* BEGIN AVAILABLE DATA *
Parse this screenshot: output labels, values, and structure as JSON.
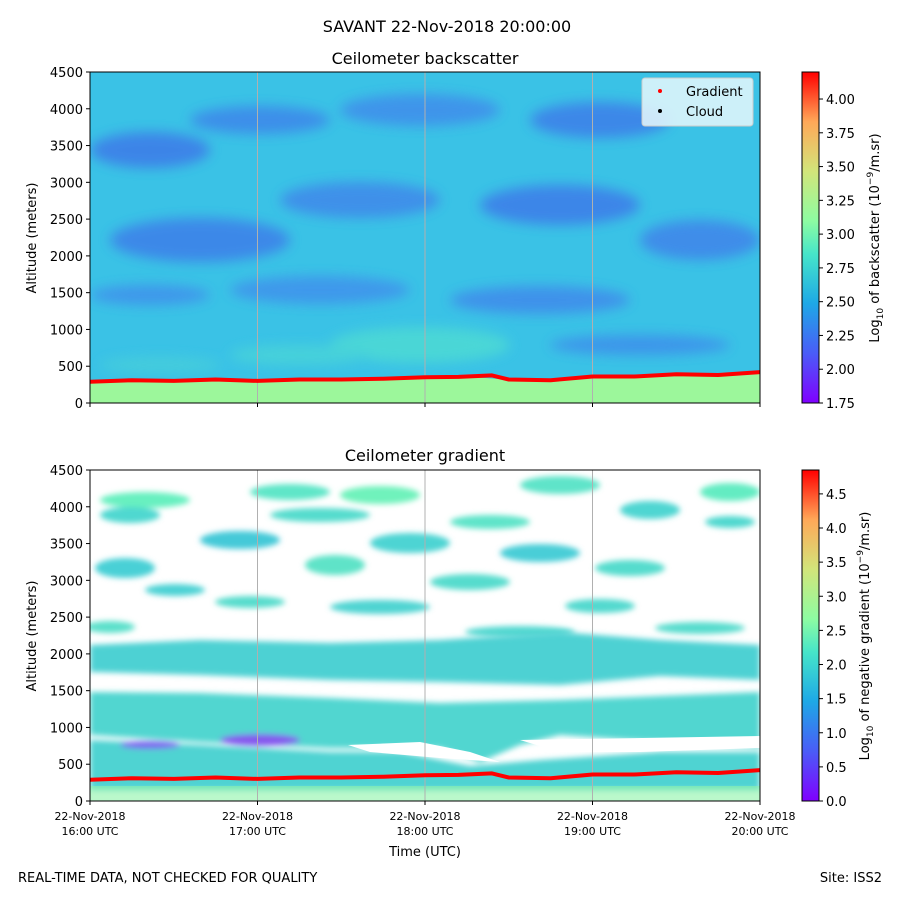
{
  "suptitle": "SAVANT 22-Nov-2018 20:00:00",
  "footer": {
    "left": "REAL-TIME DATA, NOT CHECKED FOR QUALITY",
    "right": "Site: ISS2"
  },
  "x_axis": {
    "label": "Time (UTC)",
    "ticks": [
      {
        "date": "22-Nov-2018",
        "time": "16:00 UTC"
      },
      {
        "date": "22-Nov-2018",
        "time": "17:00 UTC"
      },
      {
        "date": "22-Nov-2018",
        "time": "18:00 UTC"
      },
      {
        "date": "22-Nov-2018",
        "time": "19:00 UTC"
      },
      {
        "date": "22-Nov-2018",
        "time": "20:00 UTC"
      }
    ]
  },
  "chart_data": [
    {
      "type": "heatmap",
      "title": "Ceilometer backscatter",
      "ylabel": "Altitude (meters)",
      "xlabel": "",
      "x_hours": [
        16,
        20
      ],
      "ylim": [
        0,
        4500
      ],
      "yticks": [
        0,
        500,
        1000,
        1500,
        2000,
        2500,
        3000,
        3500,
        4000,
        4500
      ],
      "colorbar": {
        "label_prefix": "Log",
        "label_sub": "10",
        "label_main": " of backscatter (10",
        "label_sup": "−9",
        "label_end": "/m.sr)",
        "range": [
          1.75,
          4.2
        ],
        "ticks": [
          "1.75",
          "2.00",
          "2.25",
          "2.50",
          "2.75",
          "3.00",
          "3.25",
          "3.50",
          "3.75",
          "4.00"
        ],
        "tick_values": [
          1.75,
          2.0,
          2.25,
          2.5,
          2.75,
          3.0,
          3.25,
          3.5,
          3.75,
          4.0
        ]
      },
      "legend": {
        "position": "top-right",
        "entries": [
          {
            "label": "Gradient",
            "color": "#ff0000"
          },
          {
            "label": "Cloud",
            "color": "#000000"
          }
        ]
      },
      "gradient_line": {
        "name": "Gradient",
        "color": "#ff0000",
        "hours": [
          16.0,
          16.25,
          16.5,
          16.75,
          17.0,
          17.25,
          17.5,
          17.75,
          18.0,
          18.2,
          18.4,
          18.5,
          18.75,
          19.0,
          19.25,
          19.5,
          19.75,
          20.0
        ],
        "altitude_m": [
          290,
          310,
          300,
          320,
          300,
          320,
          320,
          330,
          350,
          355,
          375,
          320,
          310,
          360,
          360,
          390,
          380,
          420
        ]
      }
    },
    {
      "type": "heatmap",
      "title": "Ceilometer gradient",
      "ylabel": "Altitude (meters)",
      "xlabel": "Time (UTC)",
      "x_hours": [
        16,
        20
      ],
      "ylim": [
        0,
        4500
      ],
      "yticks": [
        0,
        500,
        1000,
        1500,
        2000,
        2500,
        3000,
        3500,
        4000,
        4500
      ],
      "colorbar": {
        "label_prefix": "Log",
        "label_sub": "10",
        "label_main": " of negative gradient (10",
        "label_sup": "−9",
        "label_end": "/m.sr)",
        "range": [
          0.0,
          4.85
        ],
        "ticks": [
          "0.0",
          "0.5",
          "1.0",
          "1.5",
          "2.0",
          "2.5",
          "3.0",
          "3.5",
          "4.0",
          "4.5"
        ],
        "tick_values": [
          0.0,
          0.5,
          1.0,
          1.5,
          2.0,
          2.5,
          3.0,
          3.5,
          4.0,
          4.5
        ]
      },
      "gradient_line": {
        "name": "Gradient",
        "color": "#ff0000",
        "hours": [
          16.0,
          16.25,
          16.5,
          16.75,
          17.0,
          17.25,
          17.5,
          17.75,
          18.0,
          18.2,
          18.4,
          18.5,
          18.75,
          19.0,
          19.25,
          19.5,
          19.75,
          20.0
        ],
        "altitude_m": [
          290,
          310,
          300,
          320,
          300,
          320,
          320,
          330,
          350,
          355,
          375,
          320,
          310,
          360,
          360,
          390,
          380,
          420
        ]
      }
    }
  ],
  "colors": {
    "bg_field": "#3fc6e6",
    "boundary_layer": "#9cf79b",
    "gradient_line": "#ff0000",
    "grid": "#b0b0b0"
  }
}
* END AVAILABLE DATA *
* **PROBLEM STATEMENT**
Reproduce the material above in full, exactly, with no images.

* **ANSWER TO THE PROBLEM**
Parse this screenshot: output labels, values, and structure as JSON.
{
  "suptitle": "SAVANT 22-Nov-2018 20:00:00",
  "footer": {
    "left": "REAL-TIME DATA, NOT CHECKED FOR QUALITY",
    "right": "Site: ISS2"
  },
  "x_axis": {
    "label": "Time (UTC)",
    "ticks": [
      {
        "date": "22-Nov-2018",
        "time": "16:00 UTC"
      },
      {
        "date": "22-Nov-2018",
        "time": "17:00 UTC"
      },
      {
        "date": "22-Nov-2018",
        "time": "18:00 UTC"
      },
      {
        "date": "22-Nov-2018",
        "time": "19:00 UTC"
      },
      {
        "date": "22-Nov-2018",
        "time": "20:00 UTC"
      }
    ]
  },
  "chart_data": [
    {
      "type": "heatmap",
      "title": "Ceilometer backscatter",
      "ylabel": "Altitude (meters)",
      "xlabel": "",
      "x_hours": [
        16,
        20
      ],
      "ylim": [
        0,
        4500
      ],
      "yticks": [
        0,
        500,
        1000,
        1500,
        2000,
        2500,
        3000,
        3500,
        4000,
        4500
      ],
      "colorbar": {
        "label_prefix": "Log",
        "label_sub": "10",
        "label_main": " of backscatter (10",
        "label_sup": "−9",
        "label_end": "/m.sr)",
        "range": [
          1.75,
          4.2
        ],
        "ticks": [
          "1.75",
          "2.00",
          "2.25",
          "2.50",
          "2.75",
          "3.00",
          "3.25",
          "3.50",
          "3.75",
          "4.00"
        ],
        "tick_values": [
          1.75,
          2.0,
          2.25,
          2.5,
          2.75,
          3.0,
          3.25,
          3.5,
          3.75,
          4.0
        ]
      },
      "legend": {
        "position": "top-right",
        "entries": [
          {
            "label": "Gradient",
            "color": "#ff0000"
          },
          {
            "label": "Cloud",
            "color": "#000000"
          }
        ]
      },
      "gradient_line": {
        "name": "Gradient",
        "color": "#ff0000",
        "hours": [
          16.0,
          16.25,
          16.5,
          16.75,
          17.0,
          17.25,
          17.5,
          17.75,
          18.0,
          18.2,
          18.4,
          18.5,
          18.75,
          19.0,
          19.25,
          19.5,
          19.75,
          20.0
        ],
        "altitude_m": [
          290,
          310,
          300,
          320,
          300,
          320,
          320,
          330,
          350,
          355,
          375,
          320,
          310,
          360,
          360,
          390,
          380,
          420
        ]
      }
    },
    {
      "type": "heatmap",
      "title": "Ceilometer gradient",
      "ylabel": "Altitude (meters)",
      "xlabel": "Time (UTC)",
      "x_hours": [
        16,
        20
      ],
      "ylim": [
        0,
        4500
      ],
      "yticks": [
        0,
        500,
        1000,
        1500,
        2000,
        2500,
        3000,
        3500,
        4000,
        4500
      ],
      "colorbar": {
        "label_prefix": "Log",
        "label_sub": "10",
        "label_main": " of negative gradient (10",
        "label_sup": "−9",
        "label_end": "/m.sr)",
        "range": [
          0.0,
          4.85
        ],
        "ticks": [
          "0.0",
          "0.5",
          "1.0",
          "1.5",
          "2.0",
          "2.5",
          "3.0",
          "3.5",
          "4.0",
          "4.5"
        ],
        "tick_values": [
          0.0,
          0.5,
          1.0,
          1.5,
          2.0,
          2.5,
          3.0,
          3.5,
          4.0,
          4.5
        ]
      },
      "gradient_line": {
        "name": "Gradient",
        "color": "#ff0000",
        "hours": [
          16.0,
          16.25,
          16.5,
          16.75,
          17.0,
          17.25,
          17.5,
          17.75,
          18.0,
          18.2,
          18.4,
          18.5,
          18.75,
          19.0,
          19.25,
          19.5,
          19.75,
          20.0
        ],
        "altitude_m": [
          290,
          310,
          300,
          320,
          300,
          320,
          320,
          330,
          350,
          355,
          375,
          320,
          310,
          360,
          360,
          390,
          380,
          420
        ]
      }
    }
  ],
  "colors": {
    "bg_field": "#3fc6e6",
    "boundary_layer": "#9cf79b",
    "gradient_line": "#ff0000",
    "grid": "#b0b0b0"
  }
}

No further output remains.